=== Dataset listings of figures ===
○ ○ ○ ○ ○ ○ ○
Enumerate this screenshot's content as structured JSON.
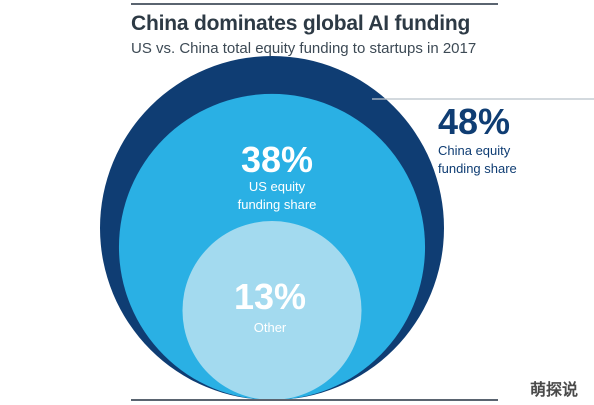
{
  "header": {
    "title": "China dominates global AI funding",
    "subtitle": "US vs. China total equity funding to startups in 2017"
  },
  "watermark": "萌探说",
  "chart_data": {
    "type": "nested-circles",
    "slices": [
      {
        "label": "China equity funding share",
        "value": 48,
        "display": "48%",
        "label_lines": [
          "China equity",
          "funding share"
        ],
        "color": "#0f3d73"
      },
      {
        "label": "US equity funding share",
        "value": 38,
        "display": "38%",
        "label_lines": [
          "US equity",
          "funding share"
        ],
        "color": "#2ab0e4"
      },
      {
        "label": "Other",
        "value": 13,
        "display": "13%",
        "label_lines": [
          "Other"
        ],
        "color": "#a3daef"
      }
    ]
  }
}
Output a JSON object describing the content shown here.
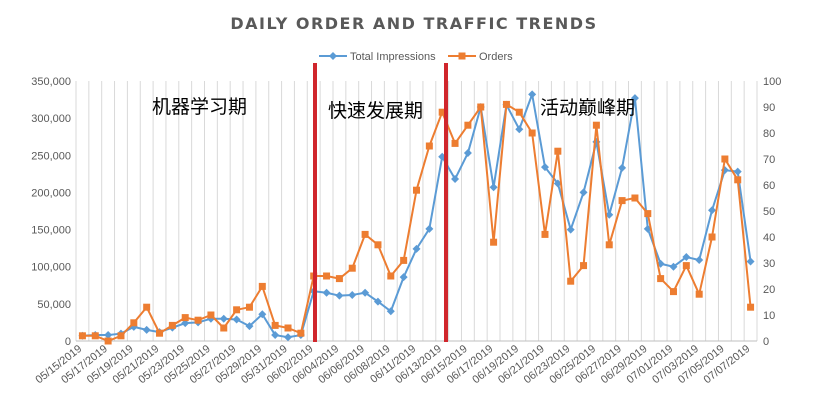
{
  "chart_data": {
    "type": "line",
    "title": "DAILY ORDER AND TRAFFIC TRENDS",
    "x_tick_labels": [
      "05/15/2019",
      "05/17/2019",
      "05/19/2019",
      "05/21/2019",
      "05/23/2019",
      "05/25/2019",
      "05/27/2019",
      "05/29/2019",
      "05/31/2019",
      "06/02/2019",
      "06/04/2019",
      "06/06/2019",
      "06/08/2019",
      "06/11/2019",
      "06/13/2019",
      "06/15/2019",
      "06/17/2019",
      "06/19/2019",
      "06/21/2019",
      "06/23/2019",
      "06/25/2019",
      "06/27/2019",
      "06/29/2019",
      "07/01/2019",
      "07/03/2019",
      "07/05/2019",
      "07/07/2019"
    ],
    "y_left": {
      "min": 0,
      "max": 350000,
      "ticks": [
        "0",
        "50,000",
        "100,000",
        "150,000",
        "200,000",
        "250,000",
        "300,000",
        "350,000"
      ]
    },
    "y_right": {
      "min": 0,
      "max": 100,
      "ticks": [
        "0",
        "10",
        "20",
        "30",
        "40",
        "50",
        "60",
        "70",
        "80",
        "90",
        "100"
      ]
    },
    "grid": "vertical",
    "legend": "top-center",
    "series": [
      {
        "name": "Total Impressions",
        "axis": "left",
        "color": "#5B9BD5",
        "marker": "diamond",
        "values": [
          7000,
          8000,
          8000,
          10000,
          19000,
          15000,
          12000,
          18000,
          24000,
          25000,
          30000,
          30000,
          29000,
          20000,
          36000,
          8000,
          5000,
          8000,
          67000,
          65000,
          61000,
          62000,
          65000,
          53000,
          40000,
          86000,
          124000,
          151000,
          248000,
          218000,
          253000,
          315000,
          207000,
          318000,
          285000,
          332000,
          234000,
          212000,
          150000,
          200000,
          268000,
          170000,
          233000,
          327000,
          151000,
          104000,
          100000,
          113000,
          109000,
          176000,
          230000,
          228000,
          107000
        ]
      },
      {
        "name": "Orders",
        "axis": "right",
        "color": "#ED7D31",
        "marker": "square",
        "values": [
          2,
          2,
          0,
          2,
          7,
          13,
          3,
          6,
          9,
          8,
          10,
          5,
          12,
          13,
          21,
          6,
          5,
          3,
          25,
          25,
          24,
          28,
          41,
          37,
          25,
          31,
          58,
          75,
          88,
          76,
          83,
          90,
          38,
          91,
          88,
          80,
          41,
          73,
          23,
          29,
          83,
          37,
          54,
          55,
          49,
          24,
          19,
          29,
          18,
          40,
          70,
          62,
          13
        ]
      }
    ],
    "annotations": [
      {
        "label": "机器学习期"
      },
      {
        "label": "快速发展期"
      },
      {
        "label": "活动巅峰期"
      }
    ],
    "phase_divider_color": "#D0262C"
  }
}
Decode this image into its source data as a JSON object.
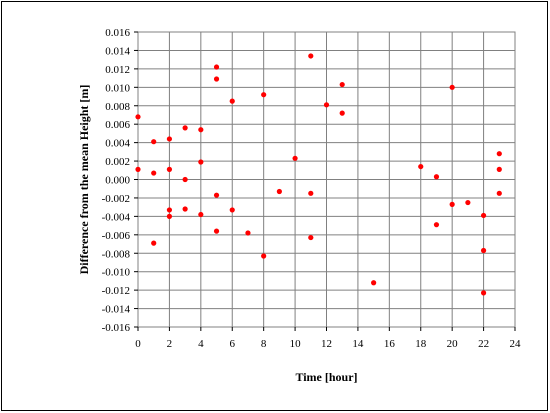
{
  "chart_data": {
    "type": "scatter",
    "xlabel": "Time [hour]",
    "ylabel": "Difference from the mean Height [m]",
    "xlim": [
      0,
      24
    ],
    "ylim": [
      -0.016,
      0.016
    ],
    "x_ticks": [
      "0",
      "2",
      "4",
      "6",
      "8",
      "10",
      "12",
      "14",
      "16",
      "18",
      "20",
      "22",
      "24"
    ],
    "y_ticks": [
      "0.016",
      "0.014",
      "0.012",
      "0.010",
      "0.008",
      "0.006",
      "0.004",
      "0.002",
      "0.000",
      "-0.002",
      "-0.004",
      "-0.006",
      "-0.008",
      "-0.010",
      "-0.012",
      "-0.014",
      "-0.016"
    ],
    "grid": true,
    "marker_color": "#ff0000",
    "points": [
      {
        "x": 0,
        "y": 0.0068
      },
      {
        "x": 0,
        "y": 0.0011
      },
      {
        "x": 1,
        "y": 0.0041
      },
      {
        "x": 1,
        "y": 0.0007
      },
      {
        "x": 1,
        "y": -0.0069
      },
      {
        "x": 2,
        "y": 0.0044
      },
      {
        "x": 2,
        "y": 0.0011
      },
      {
        "x": 2,
        "y": -0.0033
      },
      {
        "x": 2,
        "y": -0.004
      },
      {
        "x": 3,
        "y": 0.0056
      },
      {
        "x": 3,
        "y": 0.0
      },
      {
        "x": 3,
        "y": -0.0032
      },
      {
        "x": 4,
        "y": 0.0054
      },
      {
        "x": 4,
        "y": 0.0019
      },
      {
        "x": 4,
        "y": -0.0038
      },
      {
        "x": 5,
        "y": 0.0122
      },
      {
        "x": 5,
        "y": 0.0109
      },
      {
        "x": 5,
        "y": -0.0017
      },
      {
        "x": 5,
        "y": -0.0056
      },
      {
        "x": 6,
        "y": 0.0085
      },
      {
        "x": 6,
        "y": -0.0033
      },
      {
        "x": 7,
        "y": -0.0058
      },
      {
        "x": 8,
        "y": 0.0092
      },
      {
        "x": 8,
        "y": -0.0083
      },
      {
        "x": 9,
        "y": -0.0013
      },
      {
        "x": 10,
        "y": 0.0023
      },
      {
        "x": 11,
        "y": 0.0134
      },
      {
        "x": 11,
        "y": -0.0015
      },
      {
        "x": 11,
        "y": -0.0063
      },
      {
        "x": 12,
        "y": 0.0081
      },
      {
        "x": 13,
        "y": 0.0103
      },
      {
        "x": 13,
        "y": 0.0072
      },
      {
        "x": 15,
        "y": -0.0112
      },
      {
        "x": 18,
        "y": 0.0014
      },
      {
        "x": 19,
        "y": 0.0003
      },
      {
        "x": 19,
        "y": -0.0049
      },
      {
        "x": 20,
        "y": 0.01
      },
      {
        "x": 20,
        "y": -0.0027
      },
      {
        "x": 21,
        "y": -0.0025
      },
      {
        "x": 22,
        "y": -0.0039
      },
      {
        "x": 22,
        "y": -0.0077
      },
      {
        "x": 22,
        "y": -0.0123
      },
      {
        "x": 23,
        "y": 0.0028
      },
      {
        "x": 23,
        "y": 0.0011
      },
      {
        "x": 23,
        "y": -0.0015
      }
    ]
  }
}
○ ○ ○ ○ ○ ○ ○
=== YOUR INSTRUCTIONS ===
Omit the images and transcribe all of the records above word for word.

=== THE RESPONSE ===
Enumerate this screenshot's content as structured JSON.
{
  "header": {
    "title": "China dominates global AI funding",
    "subtitle": "US vs. China total equity funding to startups in 2017"
  },
  "watermark": "萌探说",
  "chart_data": {
    "type": "nested-circles",
    "slices": [
      {
        "label": "China equity funding share",
        "value": 48,
        "display": "48%",
        "label_lines": [
          "China equity",
          "funding share"
        ],
        "color": "#0f3d73"
      },
      {
        "label": "US equity funding share",
        "value": 38,
        "display": "38%",
        "label_lines": [
          "US equity",
          "funding share"
        ],
        "color": "#2ab0e4"
      },
      {
        "label": "Other",
        "value": 13,
        "display": "13%",
        "label_lines": [
          "Other"
        ],
        "color": "#a3daef"
      }
    ]
  }
}
Output a JSON object describing the content shown here.
{
  "chart_data": {
    "type": "line",
    "title": "DAILY ORDER AND TRAFFIC TRENDS",
    "x_tick_labels": [
      "05/15/2019",
      "05/17/2019",
      "05/19/2019",
      "05/21/2019",
      "05/23/2019",
      "05/25/2019",
      "05/27/2019",
      "05/29/2019",
      "05/31/2019",
      "06/02/2019",
      "06/04/2019",
      "06/06/2019",
      "06/08/2019",
      "06/11/2019",
      "06/13/2019",
      "06/15/2019",
      "06/17/2019",
      "06/19/2019",
      "06/21/2019",
      "06/23/2019",
      "06/25/2019",
      "06/27/2019",
      "06/29/2019",
      "07/01/2019",
      "07/03/2019",
      "07/05/2019",
      "07/07/2019"
    ],
    "y_left": {
      "min": 0,
      "max": 350000,
      "ticks": [
        "0",
        "50,000",
        "100,000",
        "150,000",
        "200,000",
        "250,000",
        "300,000",
        "350,000"
      ]
    },
    "y_right": {
      "min": 0,
      "max": 100,
      "ticks": [
        "0",
        "10",
        "20",
        "30",
        "40",
        "50",
        "60",
        "70",
        "80",
        "90",
        "100"
      ]
    },
    "grid": "vertical",
    "legend": "top-center",
    "series": [
      {
        "name": "Total Impressions",
        "axis": "left",
        "color": "#5B9BD5",
        "marker": "diamond",
        "values": [
          7000,
          8000,
          8000,
          10000,
          19000,
          15000,
          12000,
          18000,
          24000,
          25000,
          30000,
          30000,
          29000,
          20000,
          36000,
          8000,
          5000,
          8000,
          67000,
          65000,
          61000,
          62000,
          65000,
          53000,
          40000,
          86000,
          124000,
          151000,
          248000,
          218000,
          253000,
          315000,
          207000,
          318000,
          285000,
          332000,
          234000,
          212000,
          150000,
          200000,
          268000,
          170000,
          233000,
          327000,
          151000,
          104000,
          100000,
          113000,
          109000,
          176000,
          230000,
          228000,
          107000
        ]
      },
      {
        "name": "Orders",
        "axis": "right",
        "color": "#ED7D31",
        "marker": "square",
        "values": [
          2,
          2,
          0,
          2,
          7,
          13,
          3,
          6,
          9,
          8,
          10,
          5,
          12,
          13,
          21,
          6,
          5,
          3,
          25,
          25,
          24,
          28,
          41,
          37,
          25,
          31,
          58,
          75,
          88,
          76,
          83,
          90,
          38,
          91,
          88,
          80,
          41,
          73,
          23,
          29,
          83,
          37,
          54,
          55,
          49,
          24,
          19,
          29,
          18,
          40,
          70,
          62,
          13
        ]
      }
    ],
    "annotations": [
      {
        "label": "机器学习期"
      },
      {
        "label": "快速发展期"
      },
      {
        "label": "活动巅峰期"
      }
    ],
    "phase_divider_color": "#D0262C"
  }
}
Decode this image into its source data as a JSON object.
{
  "chart_data": {
    "type": "scatter",
    "xlabel": "Time [hour]",
    "ylabel": "Difference from the mean Height [m]",
    "xlim": [
      0,
      24
    ],
    "ylim": [
      -0.016,
      0.016
    ],
    "x_ticks": [
      "0",
      "2",
      "4",
      "6",
      "8",
      "10",
      "12",
      "14",
      "16",
      "18",
      "20",
      "22",
      "24"
    ],
    "y_ticks": [
      "0.016",
      "0.014",
      "0.012",
      "0.010",
      "0.008",
      "0.006",
      "0.004",
      "0.002",
      "0.000",
      "-0.002",
      "-0.004",
      "-0.006",
      "-0.008",
      "-0.010",
      "-0.012",
      "-0.014",
      "-0.016"
    ],
    "grid": true,
    "marker_color": "#ff0000",
    "points": [
      {
        "x": 0,
        "y": 0.0068
      },
      {
        "x": 0,
        "y": 0.0011
      },
      {
        "x": 1,
        "y": 0.0041
      },
      {
        "x": 1,
        "y": 0.0007
      },
      {
        "x": 1,
        "y": -0.0069
      },
      {
        "x": 2,
        "y": 0.0044
      },
      {
        "x": 2,
        "y": 0.0011
      },
      {
        "x": 2,
        "y": -0.0033
      },
      {
        "x": 2,
        "y": -0.004
      },
      {
        "x": 3,
        "y": 0.0056
      },
      {
        "x": 3,
        "y": 0.0
      },
      {
        "x": 3,
        "y": -0.0032
      },
      {
        "x": 4,
        "y": 0.0054
      },
      {
        "x": 4,
        "y": 0.0019
      },
      {
        "x": 4,
        "y": -0.0038
      },
      {
        "x": 5,
        "y": 0.0122
      },
      {
        "x": 5,
        "y": 0.0109
      },
      {
        "x": 5,
        "y": -0.0017
      },
      {
        "x": 5,
        "y": -0.0056
      },
      {
        "x": 6,
        "y": 0.0085
      },
      {
        "x": 6,
        "y": -0.0033
      },
      {
        "x": 7,
        "y": -0.0058
      },
      {
        "x": 8,
        "y": 0.0092
      },
      {
        "x": 8,
        "y": -0.0083
      },
      {
        "x": 9,
        "y": -0.0013
      },
      {
        "x": 10,
        "y": 0.0023
      },
      {
        "x": 11,
        "y": 0.0134
      },
      {
        "x": 11,
        "y": -0.0015
      },
      {
        "x": 11,
        "y": -0.0063
      },
      {
        "x": 12,
        "y": 0.0081
      },
      {
        "x": 13,
        "y": 0.0103
      },
      {
        "x": 13,
        "y": 0.0072
      },
      {
        "x": 15,
        "y": -0.0112
      },
      {
        "x": 18,
        "y": 0.0014
      },
      {
        "x": 19,
        "y": 0.0003
      },
      {
        "x": 19,
        "y": -0.0049
      },
      {
        "x": 20,
        "y": 0.01
      },
      {
        "x": 20,
        "y": -0.0027
      },
      {
        "x": 21,
        "y": -0.0025
      },
      {
        "x": 22,
        "y": -0.0039
      },
      {
        "x": 22,
        "y": -0.0077
      },
      {
        "x": 22,
        "y": -0.0123
      },
      {
        "x": 23,
        "y": 0.0028
      },
      {
        "x": 23,
        "y": 0.0011
      },
      {
        "x": 23,
        "y": -0.0015
      }
    ]
  }
}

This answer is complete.